BEGIN

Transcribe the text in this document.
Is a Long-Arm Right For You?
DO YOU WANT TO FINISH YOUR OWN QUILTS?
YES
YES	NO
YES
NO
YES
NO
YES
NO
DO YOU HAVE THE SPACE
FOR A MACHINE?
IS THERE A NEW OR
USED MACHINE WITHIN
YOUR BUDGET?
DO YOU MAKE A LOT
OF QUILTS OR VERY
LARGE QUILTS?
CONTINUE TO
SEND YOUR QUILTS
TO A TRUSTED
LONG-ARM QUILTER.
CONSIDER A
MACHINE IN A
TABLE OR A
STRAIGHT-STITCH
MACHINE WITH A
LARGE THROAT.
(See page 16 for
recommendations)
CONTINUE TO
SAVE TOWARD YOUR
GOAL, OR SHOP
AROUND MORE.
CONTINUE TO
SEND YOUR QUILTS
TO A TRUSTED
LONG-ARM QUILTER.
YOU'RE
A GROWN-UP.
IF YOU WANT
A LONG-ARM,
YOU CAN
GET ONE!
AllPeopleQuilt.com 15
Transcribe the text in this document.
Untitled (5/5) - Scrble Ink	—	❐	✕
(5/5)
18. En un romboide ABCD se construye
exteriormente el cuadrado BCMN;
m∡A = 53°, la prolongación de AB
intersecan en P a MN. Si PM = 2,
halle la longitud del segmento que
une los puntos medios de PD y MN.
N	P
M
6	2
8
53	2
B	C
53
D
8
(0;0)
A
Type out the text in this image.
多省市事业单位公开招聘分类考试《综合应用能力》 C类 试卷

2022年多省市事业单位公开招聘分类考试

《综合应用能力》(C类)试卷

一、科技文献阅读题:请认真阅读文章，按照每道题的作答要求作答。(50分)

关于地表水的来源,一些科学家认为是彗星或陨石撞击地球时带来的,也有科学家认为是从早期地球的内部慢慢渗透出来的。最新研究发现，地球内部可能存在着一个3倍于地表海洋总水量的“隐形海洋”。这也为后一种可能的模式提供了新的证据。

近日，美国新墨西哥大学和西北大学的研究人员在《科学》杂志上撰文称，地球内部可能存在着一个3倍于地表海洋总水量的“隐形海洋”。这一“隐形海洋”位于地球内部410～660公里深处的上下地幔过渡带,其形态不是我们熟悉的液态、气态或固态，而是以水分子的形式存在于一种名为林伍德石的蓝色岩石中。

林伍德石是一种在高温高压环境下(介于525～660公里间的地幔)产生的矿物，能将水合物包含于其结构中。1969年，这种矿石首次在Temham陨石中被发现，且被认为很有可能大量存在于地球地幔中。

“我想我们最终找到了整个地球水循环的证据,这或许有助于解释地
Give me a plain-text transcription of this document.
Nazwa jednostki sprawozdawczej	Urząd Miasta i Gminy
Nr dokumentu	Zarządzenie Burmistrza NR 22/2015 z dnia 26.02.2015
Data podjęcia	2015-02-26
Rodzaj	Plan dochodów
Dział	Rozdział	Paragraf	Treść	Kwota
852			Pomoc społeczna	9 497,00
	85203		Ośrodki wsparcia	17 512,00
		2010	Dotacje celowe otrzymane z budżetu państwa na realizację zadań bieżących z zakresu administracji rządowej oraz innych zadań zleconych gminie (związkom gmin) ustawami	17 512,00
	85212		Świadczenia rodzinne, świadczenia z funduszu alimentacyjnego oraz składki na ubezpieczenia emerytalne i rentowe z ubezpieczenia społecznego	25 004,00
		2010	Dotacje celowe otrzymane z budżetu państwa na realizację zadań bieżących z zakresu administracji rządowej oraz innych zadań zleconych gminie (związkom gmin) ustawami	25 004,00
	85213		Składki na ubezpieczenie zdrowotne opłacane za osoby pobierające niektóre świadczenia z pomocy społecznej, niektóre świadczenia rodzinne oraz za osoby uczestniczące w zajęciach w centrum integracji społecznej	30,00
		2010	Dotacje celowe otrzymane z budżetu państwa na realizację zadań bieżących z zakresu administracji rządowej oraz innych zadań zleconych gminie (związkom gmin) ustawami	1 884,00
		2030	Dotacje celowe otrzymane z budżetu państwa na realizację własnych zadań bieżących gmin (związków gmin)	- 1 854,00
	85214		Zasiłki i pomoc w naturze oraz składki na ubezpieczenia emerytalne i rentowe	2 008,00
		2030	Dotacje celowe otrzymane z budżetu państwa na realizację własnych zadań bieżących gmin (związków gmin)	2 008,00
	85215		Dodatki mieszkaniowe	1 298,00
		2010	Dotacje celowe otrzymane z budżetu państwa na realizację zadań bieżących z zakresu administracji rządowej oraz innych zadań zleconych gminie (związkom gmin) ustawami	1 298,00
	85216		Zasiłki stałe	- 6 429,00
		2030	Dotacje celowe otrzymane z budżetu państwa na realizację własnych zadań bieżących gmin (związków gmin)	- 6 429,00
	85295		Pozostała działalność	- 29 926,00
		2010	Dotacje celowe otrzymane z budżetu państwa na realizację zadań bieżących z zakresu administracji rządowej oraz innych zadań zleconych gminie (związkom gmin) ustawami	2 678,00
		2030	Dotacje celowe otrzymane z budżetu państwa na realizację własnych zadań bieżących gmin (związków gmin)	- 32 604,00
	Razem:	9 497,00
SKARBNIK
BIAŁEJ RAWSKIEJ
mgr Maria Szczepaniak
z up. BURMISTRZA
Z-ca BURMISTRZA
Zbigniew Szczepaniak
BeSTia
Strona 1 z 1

END

Your task:
What is the number of lines in the data that hold the string "WANT"? Answer with the number only.

Task output:
2